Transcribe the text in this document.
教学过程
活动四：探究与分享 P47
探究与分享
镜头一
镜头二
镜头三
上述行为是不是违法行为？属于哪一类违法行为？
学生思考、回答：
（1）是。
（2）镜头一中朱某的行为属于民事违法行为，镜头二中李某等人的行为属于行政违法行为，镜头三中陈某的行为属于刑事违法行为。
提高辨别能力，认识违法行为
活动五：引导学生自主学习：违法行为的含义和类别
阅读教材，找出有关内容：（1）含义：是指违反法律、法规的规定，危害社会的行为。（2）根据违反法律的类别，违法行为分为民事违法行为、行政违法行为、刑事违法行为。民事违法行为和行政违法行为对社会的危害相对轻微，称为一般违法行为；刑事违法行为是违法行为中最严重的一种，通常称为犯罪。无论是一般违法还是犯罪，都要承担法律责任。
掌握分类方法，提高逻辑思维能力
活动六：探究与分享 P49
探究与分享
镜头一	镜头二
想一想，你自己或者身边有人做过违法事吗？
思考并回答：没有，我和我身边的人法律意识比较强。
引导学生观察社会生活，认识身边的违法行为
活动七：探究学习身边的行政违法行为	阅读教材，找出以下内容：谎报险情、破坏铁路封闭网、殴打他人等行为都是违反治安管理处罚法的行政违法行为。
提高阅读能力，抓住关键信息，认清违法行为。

#####

TASK TO COMPLETE: Return all of the data exactly as it reads.

WRITTEN RESPONSE:
Transcribe the text in this document.
教学过程
活动四：探究与分享 P47
探究与分享
镜头一
镜头二
镜头三
上述行为是不是违法行为？属于哪一类违法行为？
学生思考、回答：
（1）是。
（2）镜头一中朱某的行为属于民事违法行为，镜头二中李某等人的行为属于行政违法行为，镜头三中陈某的行为属于刑事违法行为。
提高辨别能力，认识违法行为
活动五：引导学生自主学习：违法行为的含义和类别
阅读教材，找出有关内容：（1）含义：是指违反法律、法规的规定，危害社会的行为。（2）根据违反法律的类别，违法行为分为民事违法行为、行政违法行为、刑事违法行为。民事违法行为和行政违法行为对社会的危害相对轻微，称为一般违法行为；刑事违法行为是违法行为中最严重的一种，通常称为犯罪。无论是一般违法还是犯罪，都要承担法律责任。
掌握分类方法，提高逻辑思维能力
活动六：探究与分享 P49
探究与分享
镜头一	镜头二
想一想，你自己或者身边有人做过违法事吗？
思考并回答：没有，我和我身边的人法律意识比较强。
引导学生观察社会生活，认识身边的违法行为
活动七：探究学习身边的行政违法行为	阅读教材，找出以下内容：谎报险情、破坏铁路封闭网、殴打他人等行为都是违反治安管理处罚法的行政违法行为。
提高阅读能力，抓住关键信息，认清违法行为。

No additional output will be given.